WHAT IS EXPECTED:
Set out the lines of the listing below as a numbered list with blank lines omitted. Start with the line containing "enumerate the UI" and continue through the line containing "data-point <box>555 376 563 384</box>", including both of those lines and no others.

DATA RECORDS:
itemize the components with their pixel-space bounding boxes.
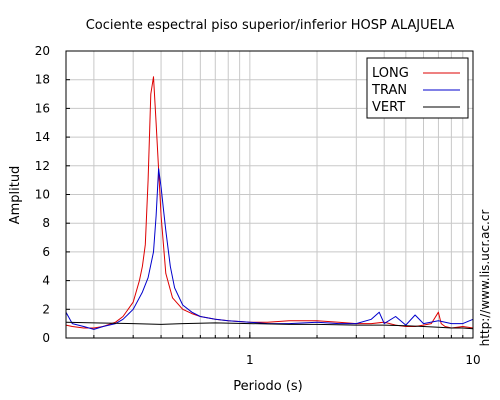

--

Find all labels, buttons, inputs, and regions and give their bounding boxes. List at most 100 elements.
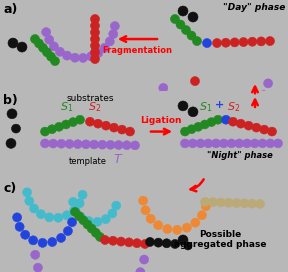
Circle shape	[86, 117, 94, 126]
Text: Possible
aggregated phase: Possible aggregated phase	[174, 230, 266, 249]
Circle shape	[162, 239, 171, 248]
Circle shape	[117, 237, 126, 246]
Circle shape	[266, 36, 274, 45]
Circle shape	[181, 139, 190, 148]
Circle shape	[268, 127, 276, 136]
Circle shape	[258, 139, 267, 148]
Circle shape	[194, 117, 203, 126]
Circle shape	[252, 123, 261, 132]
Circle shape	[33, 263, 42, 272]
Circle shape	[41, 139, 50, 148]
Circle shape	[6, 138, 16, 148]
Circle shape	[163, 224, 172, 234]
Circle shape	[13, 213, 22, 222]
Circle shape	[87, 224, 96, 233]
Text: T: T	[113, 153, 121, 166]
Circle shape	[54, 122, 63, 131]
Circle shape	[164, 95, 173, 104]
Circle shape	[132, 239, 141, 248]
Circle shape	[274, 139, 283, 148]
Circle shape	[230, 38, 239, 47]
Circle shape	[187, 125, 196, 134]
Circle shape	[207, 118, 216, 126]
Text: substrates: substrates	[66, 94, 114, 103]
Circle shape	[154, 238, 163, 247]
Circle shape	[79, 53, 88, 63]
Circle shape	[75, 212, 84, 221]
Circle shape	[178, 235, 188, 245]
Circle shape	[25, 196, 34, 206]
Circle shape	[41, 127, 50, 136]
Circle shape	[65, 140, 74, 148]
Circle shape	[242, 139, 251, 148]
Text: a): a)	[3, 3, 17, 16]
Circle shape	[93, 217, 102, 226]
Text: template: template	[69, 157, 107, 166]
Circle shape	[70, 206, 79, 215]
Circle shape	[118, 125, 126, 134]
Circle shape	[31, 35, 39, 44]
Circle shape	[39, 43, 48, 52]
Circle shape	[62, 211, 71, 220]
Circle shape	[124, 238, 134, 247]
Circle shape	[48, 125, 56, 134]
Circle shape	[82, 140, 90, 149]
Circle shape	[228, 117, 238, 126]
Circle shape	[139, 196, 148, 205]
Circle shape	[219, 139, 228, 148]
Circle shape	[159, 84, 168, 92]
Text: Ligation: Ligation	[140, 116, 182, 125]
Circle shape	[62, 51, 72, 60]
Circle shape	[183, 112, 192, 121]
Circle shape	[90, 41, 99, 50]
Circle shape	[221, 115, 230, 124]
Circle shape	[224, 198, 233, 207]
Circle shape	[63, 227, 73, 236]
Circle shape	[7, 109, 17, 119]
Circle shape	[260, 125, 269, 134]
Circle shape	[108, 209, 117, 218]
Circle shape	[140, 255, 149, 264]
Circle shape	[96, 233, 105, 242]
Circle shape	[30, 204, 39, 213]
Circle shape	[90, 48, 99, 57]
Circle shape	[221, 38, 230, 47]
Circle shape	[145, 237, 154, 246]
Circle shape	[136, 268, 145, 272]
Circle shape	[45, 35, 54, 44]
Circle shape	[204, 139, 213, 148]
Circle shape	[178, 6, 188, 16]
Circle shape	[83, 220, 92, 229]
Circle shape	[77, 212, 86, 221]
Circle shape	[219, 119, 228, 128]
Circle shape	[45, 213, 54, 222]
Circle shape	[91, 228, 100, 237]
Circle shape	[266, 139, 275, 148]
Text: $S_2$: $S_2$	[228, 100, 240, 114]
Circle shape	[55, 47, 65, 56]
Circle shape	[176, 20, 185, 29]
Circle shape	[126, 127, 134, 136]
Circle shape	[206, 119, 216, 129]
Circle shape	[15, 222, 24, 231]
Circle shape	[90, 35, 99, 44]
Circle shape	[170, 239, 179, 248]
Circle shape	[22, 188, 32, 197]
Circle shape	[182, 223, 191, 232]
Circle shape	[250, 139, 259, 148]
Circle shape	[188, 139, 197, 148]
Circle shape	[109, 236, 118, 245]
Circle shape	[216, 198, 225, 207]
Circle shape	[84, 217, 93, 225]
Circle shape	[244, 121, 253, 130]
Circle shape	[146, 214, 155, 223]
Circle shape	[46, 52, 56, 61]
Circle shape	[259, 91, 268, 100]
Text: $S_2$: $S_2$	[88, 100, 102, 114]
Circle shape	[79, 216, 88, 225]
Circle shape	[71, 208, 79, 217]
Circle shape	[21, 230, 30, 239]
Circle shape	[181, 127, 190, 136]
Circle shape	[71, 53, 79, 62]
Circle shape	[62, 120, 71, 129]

--

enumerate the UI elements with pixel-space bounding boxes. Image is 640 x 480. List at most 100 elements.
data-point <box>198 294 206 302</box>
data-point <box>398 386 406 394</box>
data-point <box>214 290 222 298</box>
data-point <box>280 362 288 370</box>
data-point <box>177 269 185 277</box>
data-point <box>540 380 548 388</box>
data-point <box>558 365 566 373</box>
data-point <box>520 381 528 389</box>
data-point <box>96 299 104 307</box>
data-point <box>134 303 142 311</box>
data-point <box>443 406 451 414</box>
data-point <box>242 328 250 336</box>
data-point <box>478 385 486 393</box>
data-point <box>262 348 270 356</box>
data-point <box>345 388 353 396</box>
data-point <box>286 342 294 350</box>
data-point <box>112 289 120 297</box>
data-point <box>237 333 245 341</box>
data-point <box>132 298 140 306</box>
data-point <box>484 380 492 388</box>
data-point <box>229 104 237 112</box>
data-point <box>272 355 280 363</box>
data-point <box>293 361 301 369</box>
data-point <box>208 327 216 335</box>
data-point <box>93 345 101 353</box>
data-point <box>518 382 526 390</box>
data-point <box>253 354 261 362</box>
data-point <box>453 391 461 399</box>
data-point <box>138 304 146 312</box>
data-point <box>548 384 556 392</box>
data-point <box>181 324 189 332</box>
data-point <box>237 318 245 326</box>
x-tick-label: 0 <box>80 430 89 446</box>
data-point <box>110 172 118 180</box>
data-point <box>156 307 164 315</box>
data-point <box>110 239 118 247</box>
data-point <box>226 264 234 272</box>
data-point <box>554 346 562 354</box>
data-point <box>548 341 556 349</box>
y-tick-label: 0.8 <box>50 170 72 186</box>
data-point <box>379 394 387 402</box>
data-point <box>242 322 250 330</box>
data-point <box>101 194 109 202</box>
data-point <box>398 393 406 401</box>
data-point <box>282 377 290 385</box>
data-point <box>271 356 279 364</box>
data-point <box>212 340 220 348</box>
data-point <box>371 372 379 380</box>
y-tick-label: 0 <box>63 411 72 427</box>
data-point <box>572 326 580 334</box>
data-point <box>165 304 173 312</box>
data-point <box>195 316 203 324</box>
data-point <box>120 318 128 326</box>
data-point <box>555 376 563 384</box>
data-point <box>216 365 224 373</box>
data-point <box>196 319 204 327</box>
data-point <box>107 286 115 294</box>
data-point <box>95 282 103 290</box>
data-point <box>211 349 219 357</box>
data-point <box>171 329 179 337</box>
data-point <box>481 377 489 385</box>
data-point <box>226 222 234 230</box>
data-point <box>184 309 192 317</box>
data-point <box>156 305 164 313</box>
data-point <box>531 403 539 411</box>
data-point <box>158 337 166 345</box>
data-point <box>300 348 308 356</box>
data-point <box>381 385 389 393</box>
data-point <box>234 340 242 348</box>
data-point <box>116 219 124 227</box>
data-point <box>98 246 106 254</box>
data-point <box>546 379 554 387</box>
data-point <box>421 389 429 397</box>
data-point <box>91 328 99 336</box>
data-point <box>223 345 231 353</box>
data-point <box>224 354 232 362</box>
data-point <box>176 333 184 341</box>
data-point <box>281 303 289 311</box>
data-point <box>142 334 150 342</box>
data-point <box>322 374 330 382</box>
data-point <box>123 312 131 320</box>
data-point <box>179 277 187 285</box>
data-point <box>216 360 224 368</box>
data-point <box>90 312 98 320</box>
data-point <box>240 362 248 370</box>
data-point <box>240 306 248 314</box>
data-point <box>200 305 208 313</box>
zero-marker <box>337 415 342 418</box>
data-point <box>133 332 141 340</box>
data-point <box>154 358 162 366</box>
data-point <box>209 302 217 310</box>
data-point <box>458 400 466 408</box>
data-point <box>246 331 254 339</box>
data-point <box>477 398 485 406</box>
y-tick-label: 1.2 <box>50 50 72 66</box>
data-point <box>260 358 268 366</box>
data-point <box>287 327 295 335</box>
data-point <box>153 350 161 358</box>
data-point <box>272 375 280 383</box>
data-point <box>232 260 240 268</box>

COMPLETED TASK:
1. enumerate the UI elements with pixel-space bounding boxes. Image is 640 x 480. List at most 100 elements.
2. data-point <box>198 294 206 302</box>
3. data-point <box>398 386 406 394</box>
4. data-point <box>214 290 222 298</box>
5. data-point <box>280 362 288 370</box>
6. data-point <box>177 269 185 277</box>
7. data-point <box>540 380 548 388</box>
8. data-point <box>558 365 566 373</box>
9. data-point <box>520 381 528 389</box>
10. data-point <box>96 299 104 307</box>
11. data-point <box>134 303 142 311</box>
12. data-point <box>443 406 451 414</box>
13. data-point <box>242 328 250 336</box>
14. data-point <box>478 385 486 393</box>
15. data-point <box>262 348 270 356</box>
16. data-point <box>345 388 353 396</box>
17. data-point <box>286 342 294 350</box>
18. data-point <box>112 289 120 297</box>
19. data-point <box>237 333 245 341</box>
20. data-point <box>132 298 140 306</box>
21. data-point <box>484 380 492 388</box>
22. data-point <box>229 104 237 112</box>
23. data-point <box>272 355 280 363</box>
24. data-point <box>293 361 301 369</box>
25. data-point <box>208 327 216 335</box>
26. data-point <box>93 345 101 353</box>
27. data-point <box>518 382 526 390</box>
28. data-point <box>253 354 261 362</box>
29. data-point <box>453 391 461 399</box>
30. data-point <box>138 304 146 312</box>
31. data-point <box>548 384 556 392</box>
32. data-point <box>181 324 189 332</box>
33. data-point <box>237 318 245 326</box>
34. x-tick-label: 0 <box>80 430 89 446</box>
35. data-point <box>110 172 118 180</box>
36. data-point <box>156 307 164 315</box>
37. data-point <box>110 239 118 247</box>
38. data-point <box>226 264 234 272</box>
39. data-point <box>554 346 562 354</box>
40. data-point <box>548 341 556 349</box>
41. y-tick-label: 0.8 <box>50 170 72 186</box>
42. data-point <box>379 394 387 402</box>
43. data-point <box>242 322 250 330</box>
44. data-point <box>101 194 109 202</box>
45. data-point <box>398 393 406 401</box>
46. data-point <box>282 377 290 385</box>
47. data-point <box>271 356 279 364</box>
48. data-point <box>212 340 220 348</box>
49. data-point <box>371 372 379 380</box>
50. y-tick-label: 0 <box>63 411 72 427</box>
51. data-point <box>572 326 580 334</box>
52. data-point <box>165 304 173 312</box>
53. data-point <box>195 316 203 324</box>
54. data-point <box>120 318 128 326</box>
55. data-point <box>555 376 563 384</box>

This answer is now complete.